--- begin Material provided ---

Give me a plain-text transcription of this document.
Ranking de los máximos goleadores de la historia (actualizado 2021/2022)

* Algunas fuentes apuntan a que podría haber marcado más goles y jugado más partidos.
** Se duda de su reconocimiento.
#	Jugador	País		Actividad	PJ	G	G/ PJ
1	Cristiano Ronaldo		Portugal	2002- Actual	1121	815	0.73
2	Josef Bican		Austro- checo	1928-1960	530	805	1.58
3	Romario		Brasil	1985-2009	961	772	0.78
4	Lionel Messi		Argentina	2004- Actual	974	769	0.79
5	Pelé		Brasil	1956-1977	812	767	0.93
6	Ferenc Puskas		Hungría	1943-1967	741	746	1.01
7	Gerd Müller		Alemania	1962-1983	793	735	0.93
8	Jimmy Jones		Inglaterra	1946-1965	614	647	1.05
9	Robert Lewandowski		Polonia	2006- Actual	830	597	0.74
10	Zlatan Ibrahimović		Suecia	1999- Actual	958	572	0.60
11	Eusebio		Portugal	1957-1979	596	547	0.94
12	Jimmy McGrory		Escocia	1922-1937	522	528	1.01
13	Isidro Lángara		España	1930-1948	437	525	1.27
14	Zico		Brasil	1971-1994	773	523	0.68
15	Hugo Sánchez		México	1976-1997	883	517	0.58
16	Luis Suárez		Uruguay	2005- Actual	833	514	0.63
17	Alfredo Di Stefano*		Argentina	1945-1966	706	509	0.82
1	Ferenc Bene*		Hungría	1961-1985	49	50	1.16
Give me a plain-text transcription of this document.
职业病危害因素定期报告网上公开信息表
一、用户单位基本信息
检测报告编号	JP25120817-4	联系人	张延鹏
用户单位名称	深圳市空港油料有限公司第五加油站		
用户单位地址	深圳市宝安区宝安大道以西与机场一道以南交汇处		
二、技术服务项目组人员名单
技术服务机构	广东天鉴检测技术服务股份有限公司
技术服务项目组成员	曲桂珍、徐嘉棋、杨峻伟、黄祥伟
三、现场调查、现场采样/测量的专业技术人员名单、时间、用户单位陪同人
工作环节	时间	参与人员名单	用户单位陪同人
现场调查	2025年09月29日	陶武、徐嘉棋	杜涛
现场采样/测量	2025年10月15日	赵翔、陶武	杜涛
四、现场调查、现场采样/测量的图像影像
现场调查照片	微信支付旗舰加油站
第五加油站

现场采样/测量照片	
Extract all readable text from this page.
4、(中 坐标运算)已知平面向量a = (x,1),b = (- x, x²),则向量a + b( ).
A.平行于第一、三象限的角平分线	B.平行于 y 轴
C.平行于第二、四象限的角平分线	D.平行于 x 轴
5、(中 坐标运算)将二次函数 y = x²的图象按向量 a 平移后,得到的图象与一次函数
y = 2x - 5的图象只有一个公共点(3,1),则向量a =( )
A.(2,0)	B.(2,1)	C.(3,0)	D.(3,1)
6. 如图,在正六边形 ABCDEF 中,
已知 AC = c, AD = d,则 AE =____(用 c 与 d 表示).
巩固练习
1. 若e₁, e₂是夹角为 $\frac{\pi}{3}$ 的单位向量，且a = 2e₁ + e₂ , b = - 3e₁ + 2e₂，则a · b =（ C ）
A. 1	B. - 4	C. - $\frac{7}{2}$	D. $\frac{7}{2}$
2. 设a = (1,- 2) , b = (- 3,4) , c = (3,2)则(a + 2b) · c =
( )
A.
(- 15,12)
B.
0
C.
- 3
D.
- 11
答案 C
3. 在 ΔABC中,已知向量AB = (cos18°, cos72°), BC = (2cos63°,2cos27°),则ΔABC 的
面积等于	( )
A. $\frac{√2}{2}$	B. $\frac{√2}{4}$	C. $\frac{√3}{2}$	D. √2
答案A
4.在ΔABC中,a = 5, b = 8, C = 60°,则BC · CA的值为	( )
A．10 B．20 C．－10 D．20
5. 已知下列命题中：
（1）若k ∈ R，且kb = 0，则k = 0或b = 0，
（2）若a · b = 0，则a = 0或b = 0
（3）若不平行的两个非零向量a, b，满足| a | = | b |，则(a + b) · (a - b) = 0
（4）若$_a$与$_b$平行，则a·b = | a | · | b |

--- end Material provided ---

Give the data again, exactly as it stands.

Full answer =>
Give me a plain-text transcription of this document.
Ranking de los máximos goleadores de la historia (actualizado 2021/2022)

* Algunas fuentes apuntan a que podría haber marcado más goles y jugado más partidos.
** Se duda de su reconocimiento.
#	Jugador	País		Actividad	PJ	G	G/ PJ
1	Cristiano Ronaldo		Portugal	2002- Actual	1121	815	0.73
2	Josef Bican		Austro- checo	1928-1960	530	805	1.58
3	Romario		Brasil	1985-2009	961	772	0.78
4	Lionel Messi		Argentina	2004- Actual	974	769	0.79
5	Pelé		Brasil	1956-1977	812	767	0.93
6	Ferenc Puskas		Hungría	1943-1967	741	746	1.01
7	Gerd Müller		Alemania	1962-1983	793	735	0.93
8	Jimmy Jones		Inglaterra	1946-1965	614	647	1.05
9	Robert Lewandowski		Polonia	2006- Actual	830	597	0.74
10	Zlatan Ibrahimović		Suecia	1999- Actual	958	572	0.60
11	Eusebio		Portugal	1957-1979	596	547	0.94
12	Jimmy McGrory		Escocia	1922-1937	522	528	1.01
13	Isidro Lángara		España	1930-1948	437	525	1.27
14	Zico		Brasil	1971-1994	773	523	0.68
15	Hugo Sánchez		México	1976-1997	883	517	0.58
16	Luis Suárez		Uruguay	2005- Actual	833	514	0.63
17	Alfredo Di Stefano*		Argentina	1945-1966	706	509	0.82
1	Ferenc Bene*		Hungría	1961-1985	49	50	1.16
Give me a plain-text transcription of this document.
职业病危害因素定期报告网上公开信息表
一、用户单位基本信息
检测报告编号	JP25120817-4	联系人	张延鹏
用户单位名称	深圳市空港油料有限公司第五加油站		
用户单位地址	深圳市宝安区宝安大道以西与机场一道以南交汇处		
二、技术服务项目组人员名单
技术服务机构	广东天鉴检测技术服务股份有限公司
技术服务项目组成员	曲桂珍、徐嘉棋、杨峻伟、黄祥伟
三、现场调查、现场采样/测量的专业技术人员名单、时间、用户单位陪同人
工作环节	时间	参与人员名单	用户单位陪同人
现场调查	2025年09月29日	陶武、徐嘉棋	杜涛
现场采样/测量	2025年10月15日	赵翔、陶武	杜涛
四、现场调查、现场采样/测量的图像影像
现场调查照片	微信支付旗舰加油站
第五加油站

现场采样/测量照片	
Extract all readable text from this page.
4、(中 坐标运算)已知平面向量a = (x,1),b = (- x, x²),则向量a + b( ).
A.平行于第一、三象限的角平分线	B.平行于 y 轴
C.平行于第二、四象限的角平分线	D.平行于 x 轴
5、(中 坐标运算)将二次函数 y = x²的图象按向量 a 平移后,得到的图象与一次函数
y = 2x - 5的图象只有一个公共点(3,1),则向量a =( )
A.(2,0)	B.(2,1)	C.(3,0)	D.(3,1)
6. 如图,在正六边形 ABCDEF 中,
已知 AC = c, AD = d,则 AE =____(用 c 与 d 表示).
巩固练习
1. 若e₁, e₂是夹角为 $\frac{\pi}{3}$ 的单位向量，且a = 2e₁ + e₂ , b = - 3e₁ + 2e₂，则a · b =（ C ）
A. 1	B. - 4	C. - $\frac{7}{2}$	D. $\frac{7}{2}$
2. 设a = (1,- 2) , b = (- 3,4) , c = (3,2)则(a + 2b) · c =
( )
A.
(- 15,12)
B.
0
C.
- 3
D.
- 11
答案 C
3. 在 ΔABC中,已知向量AB = (cos18°, cos72°), BC = (2cos63°,2cos27°),则ΔABC 的
面积等于	( )
A. $\frac{√2}{2}$	B. $\frac{√2}{4}$	C. $\frac{√3}{2}$	D. √2
答案A
4.在ΔABC中,a = 5, b = 8, C = 60°,则BC · CA的值为	( )
A．10 B．20 C．－10 D．20
5. 已知下列命题中：
（1）若k ∈ R，且kb = 0，则k = 0或b = 0，
（2）若a · b = 0，则a = 0或b = 0
（3）若不平行的两个非零向量a, b，满足| a | = | b |，则(a + b) · (a - b) = 0
（4）若$_a$与$_b$平行，则a·b = | a | · | b |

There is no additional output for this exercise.